* _List of tasks_
A – From the cell cycle text, copy the passage from "- DNA replication" up to and including "cell death (apoptosis)".
B – Decide whether each statement below agrees with the cell cycle text. Answer yes or no for each and quote the words of the text that settle it.
(i) Nurse and colleagues showed that a single CDK triggers entry into mitosis across eukaryotes.
(ii) The area presents its topics as clinical guidance.
(iii) Interphase consists of the G1, S, and M phases.

* _Extract provided_
________________________

Cell Cycle and Division
The cell cycle is the ordered sequence of events by which a cell duplicates its contents and divides into two daughter cells. This area gathers the essentials of how cells progress through interphase and division, how that progression is regulated and policed, and how the two principal forms of nuclear division — mitosis and meiosis — produce somatic and germ cells respectively.
Definition
The cell cycle is the recurring series of phases — interphase (G1, S, G2) followed by the mitotic phase (M) — through which a eukaryotic cell grows, replicates its DNA, and partitions its genome and cytoplasm into two daughter cells, governed by oscillating cyclin-dependent kinase activity and surveillance checkpoints.
Scope
The area covers the four phases of the eukaryotic cell cycle (G1, S, G2, M), the cyclin and cyclin-dependent kinase machinery that drives progression, the surveillance checkpoints that maintain genomic integrity, the mechanics of mitosis and cytokinesis, the reductional and equational divisions of meiosis, and programmed cell death as a complementary control on cell number. It treats these as structural and regulatory cell-biology topics rather than as clinical guidance.
Sub-topics
Key concepts
- Interphase (G1, S, G2) and M phase
- Cyclins and cyclin-dependent kinases (CDKs)
- DNA replication and chromosome segregation
- Cell cycle checkpoints
- Restriction point and commitment to division
- Mitosis versus meiosis
- Programmed cell death (apoptosis)
Mechanisms
Progression through the cycle is driven by the periodic activation of cyclin-dependent kinases, whose activity rises and falls as their regulatory cyclin partners are synthesised and then destroyed. Nurse and colleagues showed that a single CDK (Cdc2/CDK1) acts as a universal trigger for entry into mitosis across eukaryotes, while Morgan's synthesis frames CDKs as the engines and clocks of the cycle. Hartwell and Weinert defined checkpoints as control circuits that halt the cycle until prior steps — such as complete DNA replication or correct chromosome attachment — are finished, ensuring that events occur in the right order. Cancer biology, reviewed by Vermeulen and colleagues, illustrates how deregulation of these controls underlies uncontrolled proliferation.

________________________

Stored items from a collection

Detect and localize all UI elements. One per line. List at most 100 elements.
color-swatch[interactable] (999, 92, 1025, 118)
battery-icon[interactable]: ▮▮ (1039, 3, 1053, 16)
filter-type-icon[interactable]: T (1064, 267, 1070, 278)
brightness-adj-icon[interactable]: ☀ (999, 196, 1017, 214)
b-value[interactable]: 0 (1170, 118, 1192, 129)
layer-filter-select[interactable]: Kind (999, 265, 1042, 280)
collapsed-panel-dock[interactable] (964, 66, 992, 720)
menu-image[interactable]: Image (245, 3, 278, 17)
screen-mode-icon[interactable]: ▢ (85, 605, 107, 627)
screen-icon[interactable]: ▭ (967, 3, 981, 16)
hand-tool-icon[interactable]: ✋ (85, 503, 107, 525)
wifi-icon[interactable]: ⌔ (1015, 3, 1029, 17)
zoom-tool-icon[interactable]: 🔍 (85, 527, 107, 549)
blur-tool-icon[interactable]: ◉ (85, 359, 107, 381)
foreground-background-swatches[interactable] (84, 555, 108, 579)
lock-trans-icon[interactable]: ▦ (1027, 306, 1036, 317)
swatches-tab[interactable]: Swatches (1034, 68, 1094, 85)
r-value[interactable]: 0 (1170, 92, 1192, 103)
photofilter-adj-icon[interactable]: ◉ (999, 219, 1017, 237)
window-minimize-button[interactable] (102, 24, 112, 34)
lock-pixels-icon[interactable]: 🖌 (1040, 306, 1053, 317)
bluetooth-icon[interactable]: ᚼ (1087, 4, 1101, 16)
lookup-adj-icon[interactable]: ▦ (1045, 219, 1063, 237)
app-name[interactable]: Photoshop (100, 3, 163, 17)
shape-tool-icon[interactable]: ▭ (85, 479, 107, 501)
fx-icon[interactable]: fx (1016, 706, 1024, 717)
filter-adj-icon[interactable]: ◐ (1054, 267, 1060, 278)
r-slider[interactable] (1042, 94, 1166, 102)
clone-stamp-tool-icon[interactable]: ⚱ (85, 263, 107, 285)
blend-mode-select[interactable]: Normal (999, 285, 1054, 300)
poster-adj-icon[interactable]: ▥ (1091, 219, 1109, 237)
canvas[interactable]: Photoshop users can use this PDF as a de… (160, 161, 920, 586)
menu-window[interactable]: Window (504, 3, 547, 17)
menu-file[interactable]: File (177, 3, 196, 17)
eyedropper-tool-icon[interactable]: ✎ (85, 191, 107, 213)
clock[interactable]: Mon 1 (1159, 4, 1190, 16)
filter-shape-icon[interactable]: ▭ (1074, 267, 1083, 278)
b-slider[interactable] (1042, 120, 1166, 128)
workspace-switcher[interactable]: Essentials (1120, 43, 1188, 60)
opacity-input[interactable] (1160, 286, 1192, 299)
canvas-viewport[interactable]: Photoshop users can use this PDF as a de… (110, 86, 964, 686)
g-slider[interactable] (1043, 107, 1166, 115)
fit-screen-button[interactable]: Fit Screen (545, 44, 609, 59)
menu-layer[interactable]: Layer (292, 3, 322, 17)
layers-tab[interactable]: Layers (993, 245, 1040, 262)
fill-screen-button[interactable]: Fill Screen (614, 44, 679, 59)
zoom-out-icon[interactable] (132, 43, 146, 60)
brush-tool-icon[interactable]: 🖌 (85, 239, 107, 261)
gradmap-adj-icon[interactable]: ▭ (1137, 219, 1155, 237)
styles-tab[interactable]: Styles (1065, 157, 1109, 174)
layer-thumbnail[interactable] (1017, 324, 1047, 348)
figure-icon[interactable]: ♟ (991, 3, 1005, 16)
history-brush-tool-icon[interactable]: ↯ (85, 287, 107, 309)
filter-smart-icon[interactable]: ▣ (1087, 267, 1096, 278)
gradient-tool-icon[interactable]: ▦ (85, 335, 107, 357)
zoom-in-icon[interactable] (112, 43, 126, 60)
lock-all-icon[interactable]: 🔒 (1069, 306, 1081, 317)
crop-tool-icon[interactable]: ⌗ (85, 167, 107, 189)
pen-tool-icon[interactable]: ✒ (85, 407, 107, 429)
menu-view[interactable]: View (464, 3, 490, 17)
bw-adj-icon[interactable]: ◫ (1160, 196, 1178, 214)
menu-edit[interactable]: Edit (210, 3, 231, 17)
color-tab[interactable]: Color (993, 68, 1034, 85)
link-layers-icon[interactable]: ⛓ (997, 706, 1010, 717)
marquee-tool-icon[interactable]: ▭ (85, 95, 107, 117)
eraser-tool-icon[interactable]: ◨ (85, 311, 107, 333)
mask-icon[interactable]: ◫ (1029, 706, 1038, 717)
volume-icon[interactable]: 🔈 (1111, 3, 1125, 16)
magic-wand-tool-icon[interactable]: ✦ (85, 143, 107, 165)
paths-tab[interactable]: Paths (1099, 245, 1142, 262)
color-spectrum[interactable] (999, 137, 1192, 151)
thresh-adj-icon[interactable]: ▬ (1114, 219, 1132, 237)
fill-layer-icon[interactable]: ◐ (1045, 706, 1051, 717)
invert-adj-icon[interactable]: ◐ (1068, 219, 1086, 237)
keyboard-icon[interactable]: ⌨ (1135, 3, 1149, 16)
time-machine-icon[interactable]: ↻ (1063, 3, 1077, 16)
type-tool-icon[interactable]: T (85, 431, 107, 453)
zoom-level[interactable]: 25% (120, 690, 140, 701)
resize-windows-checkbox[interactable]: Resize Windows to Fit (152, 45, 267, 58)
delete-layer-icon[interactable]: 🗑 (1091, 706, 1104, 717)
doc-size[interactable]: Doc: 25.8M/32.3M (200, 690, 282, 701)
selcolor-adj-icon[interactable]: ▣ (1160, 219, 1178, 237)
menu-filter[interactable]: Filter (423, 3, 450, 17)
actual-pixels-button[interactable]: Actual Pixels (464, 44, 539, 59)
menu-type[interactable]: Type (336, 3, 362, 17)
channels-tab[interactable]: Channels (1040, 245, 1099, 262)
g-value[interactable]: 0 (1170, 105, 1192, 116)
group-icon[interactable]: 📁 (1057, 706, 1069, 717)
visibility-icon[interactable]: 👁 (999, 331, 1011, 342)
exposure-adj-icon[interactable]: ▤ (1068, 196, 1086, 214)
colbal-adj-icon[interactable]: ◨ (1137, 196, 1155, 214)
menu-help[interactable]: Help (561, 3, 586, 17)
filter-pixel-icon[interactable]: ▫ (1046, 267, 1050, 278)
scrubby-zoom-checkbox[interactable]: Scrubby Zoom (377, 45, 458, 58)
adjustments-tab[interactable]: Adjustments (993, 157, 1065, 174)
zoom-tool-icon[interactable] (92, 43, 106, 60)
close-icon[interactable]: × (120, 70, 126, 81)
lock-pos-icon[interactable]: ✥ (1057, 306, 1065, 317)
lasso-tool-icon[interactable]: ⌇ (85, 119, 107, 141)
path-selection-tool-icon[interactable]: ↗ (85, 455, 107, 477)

________________________

* _Outputs for the tasks_
A –
- DNA replication and chromosome segregation
- Cell cycle checkpoints
- Restriction point and commitment to division
- Mitosis versus meiosis
- Programmed cell death (apoptosis)

B –
(i) Yes: "a single CDK (Cdc2/CDK1) acts as a universal trigger for entry into mitosis across eukaryotes"
(ii) No: "It treats these as structural and regulatory cell-biology topics rather than as clinical guidance."
(iii) No: "interphase (G1, S, G2) followed by the mitotic phase (M)"